=== Problem to solve ===
Each of the entries should be retyped precisely as it appears.
____ Material for the task
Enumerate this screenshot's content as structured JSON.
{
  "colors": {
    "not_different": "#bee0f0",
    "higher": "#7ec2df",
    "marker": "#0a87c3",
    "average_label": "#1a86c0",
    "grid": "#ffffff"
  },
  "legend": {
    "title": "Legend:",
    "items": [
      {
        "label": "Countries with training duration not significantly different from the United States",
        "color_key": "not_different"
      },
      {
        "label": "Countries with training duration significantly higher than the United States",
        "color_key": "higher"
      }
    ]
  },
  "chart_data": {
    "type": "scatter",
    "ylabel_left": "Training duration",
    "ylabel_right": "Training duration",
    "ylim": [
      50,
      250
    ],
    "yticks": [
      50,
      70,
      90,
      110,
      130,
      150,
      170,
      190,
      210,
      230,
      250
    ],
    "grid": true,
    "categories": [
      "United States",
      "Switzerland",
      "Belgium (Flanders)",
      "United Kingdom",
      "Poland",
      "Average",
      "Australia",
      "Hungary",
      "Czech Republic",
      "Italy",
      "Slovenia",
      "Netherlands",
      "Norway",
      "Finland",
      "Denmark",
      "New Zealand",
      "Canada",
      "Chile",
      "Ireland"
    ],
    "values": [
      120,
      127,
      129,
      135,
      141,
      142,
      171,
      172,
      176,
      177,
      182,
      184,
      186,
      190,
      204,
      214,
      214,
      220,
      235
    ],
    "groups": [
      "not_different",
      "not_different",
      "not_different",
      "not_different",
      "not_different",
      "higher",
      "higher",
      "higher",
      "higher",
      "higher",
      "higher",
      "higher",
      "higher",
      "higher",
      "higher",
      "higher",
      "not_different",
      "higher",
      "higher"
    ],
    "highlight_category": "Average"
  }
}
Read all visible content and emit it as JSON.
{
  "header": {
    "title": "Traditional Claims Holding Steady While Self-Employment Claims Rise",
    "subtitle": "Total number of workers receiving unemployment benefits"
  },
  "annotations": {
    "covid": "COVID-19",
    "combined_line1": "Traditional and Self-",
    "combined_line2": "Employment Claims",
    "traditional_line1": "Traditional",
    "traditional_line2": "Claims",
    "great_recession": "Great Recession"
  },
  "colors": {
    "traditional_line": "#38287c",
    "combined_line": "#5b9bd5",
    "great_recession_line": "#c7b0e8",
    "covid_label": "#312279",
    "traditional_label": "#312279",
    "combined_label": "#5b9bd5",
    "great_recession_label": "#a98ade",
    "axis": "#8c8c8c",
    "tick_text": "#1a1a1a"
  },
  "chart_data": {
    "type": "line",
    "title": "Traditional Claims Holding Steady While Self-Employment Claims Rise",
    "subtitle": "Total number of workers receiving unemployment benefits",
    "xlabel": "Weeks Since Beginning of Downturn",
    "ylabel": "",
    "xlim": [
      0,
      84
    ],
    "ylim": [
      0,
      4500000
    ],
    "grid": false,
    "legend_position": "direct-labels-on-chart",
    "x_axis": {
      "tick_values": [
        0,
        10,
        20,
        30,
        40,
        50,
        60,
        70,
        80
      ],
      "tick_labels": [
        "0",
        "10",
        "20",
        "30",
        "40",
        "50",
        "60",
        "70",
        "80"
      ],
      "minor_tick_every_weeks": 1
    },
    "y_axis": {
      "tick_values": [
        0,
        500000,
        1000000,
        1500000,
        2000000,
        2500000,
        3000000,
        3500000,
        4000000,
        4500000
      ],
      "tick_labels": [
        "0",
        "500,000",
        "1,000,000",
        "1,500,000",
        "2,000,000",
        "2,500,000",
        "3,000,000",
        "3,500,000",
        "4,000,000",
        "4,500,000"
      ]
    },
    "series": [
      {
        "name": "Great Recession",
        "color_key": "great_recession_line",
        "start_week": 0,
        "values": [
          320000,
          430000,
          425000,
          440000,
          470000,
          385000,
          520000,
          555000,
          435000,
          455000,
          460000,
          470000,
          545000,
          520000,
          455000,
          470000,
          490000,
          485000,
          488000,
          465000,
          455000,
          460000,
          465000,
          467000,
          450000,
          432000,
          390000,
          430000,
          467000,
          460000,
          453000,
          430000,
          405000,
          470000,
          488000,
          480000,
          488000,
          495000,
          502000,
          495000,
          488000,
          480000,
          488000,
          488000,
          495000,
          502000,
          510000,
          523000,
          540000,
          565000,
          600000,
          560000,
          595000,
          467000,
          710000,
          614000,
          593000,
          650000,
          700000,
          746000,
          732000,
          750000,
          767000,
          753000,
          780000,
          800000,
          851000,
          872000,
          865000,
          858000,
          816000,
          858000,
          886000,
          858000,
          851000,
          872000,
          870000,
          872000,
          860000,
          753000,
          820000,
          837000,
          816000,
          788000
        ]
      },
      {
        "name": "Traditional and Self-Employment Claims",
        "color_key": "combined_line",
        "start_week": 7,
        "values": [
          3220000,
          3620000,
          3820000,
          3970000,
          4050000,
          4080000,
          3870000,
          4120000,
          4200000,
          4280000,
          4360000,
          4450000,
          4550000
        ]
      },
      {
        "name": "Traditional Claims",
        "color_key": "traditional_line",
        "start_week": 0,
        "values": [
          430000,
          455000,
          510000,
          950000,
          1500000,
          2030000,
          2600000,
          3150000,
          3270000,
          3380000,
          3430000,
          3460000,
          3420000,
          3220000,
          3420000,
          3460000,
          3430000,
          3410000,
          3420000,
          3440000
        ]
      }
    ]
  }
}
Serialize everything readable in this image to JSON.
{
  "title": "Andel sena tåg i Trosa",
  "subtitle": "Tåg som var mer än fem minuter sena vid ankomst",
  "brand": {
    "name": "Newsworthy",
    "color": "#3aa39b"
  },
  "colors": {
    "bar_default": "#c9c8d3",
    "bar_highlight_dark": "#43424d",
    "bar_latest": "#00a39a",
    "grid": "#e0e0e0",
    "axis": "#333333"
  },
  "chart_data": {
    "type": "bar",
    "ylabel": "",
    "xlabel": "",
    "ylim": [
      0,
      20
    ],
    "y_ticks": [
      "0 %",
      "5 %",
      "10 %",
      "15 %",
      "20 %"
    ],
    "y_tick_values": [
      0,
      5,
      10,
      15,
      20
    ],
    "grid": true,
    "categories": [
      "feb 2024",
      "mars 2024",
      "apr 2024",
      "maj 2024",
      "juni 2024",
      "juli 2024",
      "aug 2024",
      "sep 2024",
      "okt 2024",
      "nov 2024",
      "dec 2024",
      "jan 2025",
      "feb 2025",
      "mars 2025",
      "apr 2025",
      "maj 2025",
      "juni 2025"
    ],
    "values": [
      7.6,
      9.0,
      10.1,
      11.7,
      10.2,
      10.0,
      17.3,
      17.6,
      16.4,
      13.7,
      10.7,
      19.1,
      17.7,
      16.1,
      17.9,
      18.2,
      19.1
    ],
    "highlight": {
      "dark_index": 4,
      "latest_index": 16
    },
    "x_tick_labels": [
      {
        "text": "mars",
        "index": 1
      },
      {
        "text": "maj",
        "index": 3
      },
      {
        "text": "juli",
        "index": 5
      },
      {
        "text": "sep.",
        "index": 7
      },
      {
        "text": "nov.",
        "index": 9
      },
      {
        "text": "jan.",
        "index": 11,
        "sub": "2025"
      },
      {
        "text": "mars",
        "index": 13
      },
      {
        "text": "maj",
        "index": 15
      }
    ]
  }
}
________
=== Reply ===
Enumerate this screenshot's content as structured JSON.
{
  "colors": {
    "not_different": "#bee0f0",
    "higher": "#7ec2df",
    "marker": "#0a87c3",
    "average_label": "#1a86c0",
    "grid": "#ffffff"
  },
  "legend": {
    "title": "Legend:",
    "items": [
      {
        "label": "Countries with training duration not significantly different from the United States",
        "color_key": "not_different"
      },
      {
        "label": "Countries with training duration significantly higher than the United States",
        "color_key": "higher"
      }
    ]
  },
  "chart_data": {
    "type": "scatter",
    "ylabel_left": "Training duration",
    "ylabel_right": "Training duration",
    "ylim": [
      50,
      250
    ],
    "yticks": [
      50,
      70,
      90,
      110,
      130,
      150,
      170,
      190,
      210,
      230,
      250
    ],
    "grid": true,
    "categories": [
      "United States",
      "Switzerland",
      "Belgium (Flanders)",
      "United Kingdom",
      "Poland",
      "Average",
      "Australia",
      "Hungary",
      "Czech Republic",
      "Italy",
      "Slovenia",
      "Netherlands",
      "Norway",
      "Finland",
      "Denmark",
      "New Zealand",
      "Canada",
      "Chile",
      "Ireland"
    ],
    "values": [
      120,
      127,
      129,
      135,
      141,
      142,
      171,
      172,
      176,
      177,
      182,
      184,
      186,
      190,
      204,
      214,
      214,
      220,
      235
    ],
    "groups": [
      "not_different",
      "not_different",
      "not_different",
      "not_different",
      "not_different",
      "higher",
      "higher",
      "higher",
      "higher",
      "higher",
      "higher",
      "higher",
      "higher",
      "higher",
      "higher",
      "higher",
      "not_different",
      "higher",
      "higher"
    ],
    "highlight_category": "Average"
  }
}
Read all visible content and emit it as JSON.
{
  "header": {
    "title": "Traditional Claims Holding Steady While Self-Employment Claims Rise",
    "subtitle": "Total number of workers receiving unemployment benefits"
  },
  "annotations": {
    "covid": "COVID-19",
    "combined_line1": "Traditional and Self-",
    "combined_line2": "Employment Claims",
    "traditional_line1": "Traditional",
    "traditional_line2": "Claims",
    "great_recession": "Great Recession"
  },
  "colors": {
    "traditional_line": "#38287c",
    "combined_line": "#5b9bd5",
    "great_recession_line": "#c7b0e8",
    "covid_label": "#312279",
    "traditional_label": "#312279",
    "combined_label": "#5b9bd5",
    "great_recession_label": "#a98ade",
    "axis": "#8c8c8c",
    "tick_text": "#1a1a1a"
  },
  "chart_data": {
    "type": "line",
    "title": "Traditional Claims Holding Steady While Self-Employment Claims Rise",
    "subtitle": "Total number of workers receiving unemployment benefits",
    "xlabel": "Weeks Since Beginning of Downturn",
    "ylabel": "",
    "xlim": [
      0,
      84
    ],
    "ylim": [
      0,
      4500000
    ],
    "grid": false,
    "legend_position": "direct-labels-on-chart",
    "x_axis": {
      "tick_values": [
        0,
        10,
        20,
        30,
        40,
        50,
        60,
        70,
        80
      ],
      "tick_labels": [
        "0",
        "10",
        "20",
        "30",
        "40",
        "50",
        "60",
        "70",
        "80"
      ],
      "minor_tick_every_weeks": 1
    },
    "y_axis": {
      "tick_values": [
        0,
        500000,
        1000000,
        1500000,
        2000000,
        2500000,
        3000000,
        3500000,
        4000000,
        4500000
      ],
      "tick_labels": [
        "0",
        "500,000",
        "1,000,000",
        "1,500,000",
        "2,000,000",
        "2,500,000",
        "3,000,000",
        "3,500,000",
        "4,000,000",
        "4,500,000"
      ]
    },
    "series": [
      {
        "name": "Great Recession",
        "color_key": "great_recession_line",
        "start_week": 0,
        "values": [
          320000,
          430000,
          425000,
          440000,
          470000,
          385000,
          520000,
          555000,
          435000,
          455000,
          460000,
          470000,
          545000,
          520000,
          455000,
          470000,
          490000,
          485000,
          488000,
          465000,
          455000,
          460000,
          465000,
          467000,
          450000,
          432000,
          390000,
          430000,
          467000,
          460000,
          453000,
          430000,
          405000,
          470000,
          488000,
          480000,
          488000,
          495000,
          502000,
          495000,
          488000,
          480000,
          488000,
          488000,
          495000,
          502000,
          510000,
          523000,
          540000,
          565000,
          600000,
          560000,
          595000,
          467000,
          710000,
          614000,
          593000,
          650000,
          700000,
          746000,
          732000,
          750000,
          767000,
          753000,
          780000,
          800000,
          851000,
          872000,
          865000,
          858000,
          816000,
          858000,
          886000,
          858000,
          851000,
          872000,
          870000,
          872000,
          860000,
          753000,
          820000,
          837000,
          816000,
          788000
        ]
      },
      {
        "name": "Traditional and Self-Employment Claims",
        "color_key": "combined_line",
        "start_week": 7,
        "values": [
          3220000,
          3620000,
          3820000,
          3970000,
          4050000,
          4080000,
          3870000,
          4120000,
          4200000,
          4280000,
          4360000,
          4450000,
          4550000
        ]
      },
      {
        "name": "Traditional Claims",
        "color_key": "traditional_line",
        "start_week": 0,
        "values": [
          430000,
          455000,
          510000,
          950000,
          1500000,
          2030000,
          2600000,
          3150000,
          3270000,
          3380000,
          3430000,
          3460000,
          3420000,
          3220000,
          3420000,
          3460000,
          3430000,
          3410000,
          3420000,
          3440000
        ]
      }
    ]
  }
}
Serialize everything readable in this image to JSON.
{
  "title": "Andel sena tåg i Trosa",
  "subtitle": "Tåg som var mer än fem minuter sena vid ankomst",
  "brand": {
    "name": "Newsworthy",
    "color": "#3aa39b"
  },
  "colors": {
    "bar_default": "#c9c8d3",
    "bar_highlight_dark": "#43424d",
    "bar_latest": "#00a39a",
    "grid": "#e0e0e0",
    "axis": "#333333"
  },
  "chart_data": {
    "type": "bar",
    "ylabel": "",
    "xlabel": "",
    "ylim": [
      0,
      20
    ],
    "y_ticks": [
      "0 %",
      "5 %",
      "10 %",
      "15 %",
      "20 %"
    ],
    "y_tick_values": [
      0,
      5,
      10,
      15,
      20
    ],
    "grid": true,
    "categories": [
      "feb 2024",
      "mars 2024",
      "apr 2024",
      "maj 2024",
      "juni 2024",
      "juli 2024",
      "aug 2024",
      "sep 2024",
      "okt 2024",
      "nov 2024",
      "dec 2024",
      "jan 2025",
      "feb 2025",
      "mars 2025",
      "apr 2025",
      "maj 2025",
      "juni 2025"
    ],
    "values": [
      7.6,
      9.0,
      10.1,
      11.7,
      10.2,
      10.0,
      17.3,
      17.6,
      16.4,
      13.7,
      10.7,
      19.1,
      17.7,
      16.1,
      17.9,
      18.2,
      19.1
    ],
    "highlight": {
      "dark_index": 4,
      "latest_index": 16
    },
    "x_tick_labels": [
      {
        "text": "mars",
        "index": 1
      },
      {
        "text": "maj",
        "index": 3
      },
      {
        "text": "juli",
        "index": 5
      },
      {
        "text": "sep.",
        "index": 7
      },
      {
        "text": "nov.",
        "index": 9
      },
      {
        "text": "jan.",
        "index": 11,
        "sub": "2025"
      },
      {
        "text": "mars",
        "index": 13
      },
      {
        "text": "maj",
        "index": 15
      }
    ]
  }
}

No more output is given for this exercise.